#### Passage given
In order to allow for a high quality and high intelligibility for the different rendering modes, different DRC (Dynamic Range Control) profiles for the different rendering modes may be provided along with the audio content. The audio content may be transmitted in a sequence of frames. The sequence of frames may comprise I (i.e. independent) frames which may be decoded independently from previous or succeeding frames. Furthermore, the sequence of frames may comprise other types of frames (e.g. P and/or B frames) which typically exhibit a dependency with regards to a previous and/or a succeeding frame. At least some of the frames of the sequence of frames may comprise a plurality of different DRC profiles for a plurality of different rendering modes. In particular, the I-frames of the sequence of frames may comprise the plurality of DRC profiles.
By inserting a plurality of different DRC profiles into a sequence of audio frames, an audio decoder is enabled to select an appropriate DRC profile for a particular rendering mode. As a result, it may be ensured that the rendered audio signal has a high quality (notably no clipping or distortion introduced by the transducers) and a high intelligibility.
In the following, various aspects of dynamic range control are described. Without customized dynamic range control, input audio information (e.g., PCM samples, time-frequency samples in a QMF matrix, etc.) is often reproduced at a playback device at loudness levels that are inappropriate for the playback device's specific playback environment (that is, including the device's physical and/or mechanical playback limitations), as the playback device's specific playback environment might be different from a target playback environment for which the encoded audio content had been coded at an encoding device.
Techniques as described herein can be used to support dynamic range control of a wide variety of audio content customized to any of a wide variety of playback environments while maintaining perceptual qualities of the audio content and while maintaining an artist's intent of adapting the content to different listening environments.

#### Collected data
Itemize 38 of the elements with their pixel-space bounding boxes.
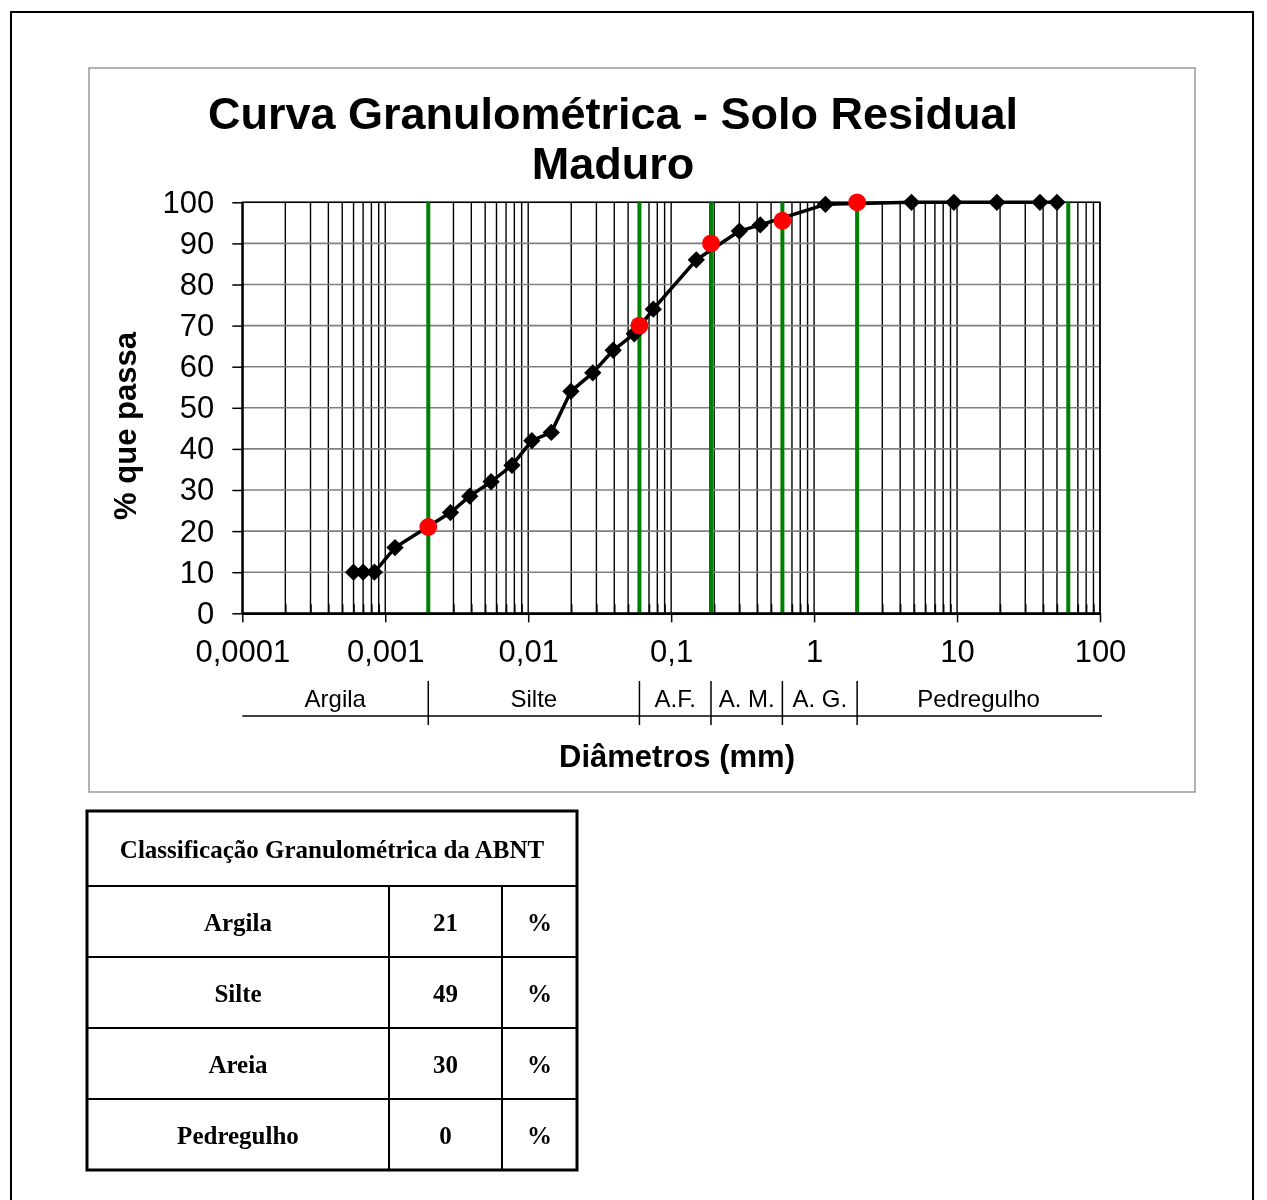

#### List of tasks
**a.** Condense the paragraph of the dynamic range control passage that begins "In order to allow for a high quality" into a short bulleted list that keeps its main facts.
**b.** Render this sentence from the dynamic range control passage in Spanish: "By inserting a plurality of different DRC profiles into a sequence of audio frames, an audio decoder is enabled to select an appropriate DRC profile for a particular rendering mode."
**c.** Continue the dynamic range control passage with the paragraph that would come after its last sentence.
The data were drawn from a separate source.

#### Answers per task
**a.**
- Different DRC (Dynamic Range Control) profiles for different rendering modes may be provided with the audio content, for high quality and intelligibility in each mode.
- The audio content may be transmitted as a sequence of frames.
- I (independent) frames can be decoded independently from previous or succeeding frames.
- Other frame types, such as P and/or B frames, typically depend on a previous and/or succeeding frame.
- At least some frames, in particular the I-frames, may carry multiple DRC profiles for multiple rendering modes.

**b.** Al insertar una pluralidad de perfiles DRC diferentes en una secuencia de tramas de audio, se permite que un decodificador de audio seleccione un perfil DRC adecuado para un modo de renderizado concreto.

**c.**
Dynamic Range Control (DRC) refers to time-variant, level-dependent audio processing operations that alter (e.g., compress, cut, expand, boost, etc.) the signal in order to convert an input dynamic range of loudness levels in audio content into an output dynamic range that is different from the input dynamic range. For example, in a dynamic range control scenario, soft sounds may be mapped (e.g., boosted, etc.) to higher loudness levels and loud sounds may be mapped (e.g., cut, etc.) to lower loudness values. As a result, in a loudness domain, an output range of loudness levels becomes smaller than the input range of loudness levels in this example. In some embodiments, the dynamic range control, however, may be reversible so that the original range is restored. For example, an expansion operation may be performed to recover the original range so long as mapped loudness levels in the output dynamic range, as mapped from original loudness levels, are at or below a clipping level, each unique original loudness level is mapped to a unique output loudness level, etc.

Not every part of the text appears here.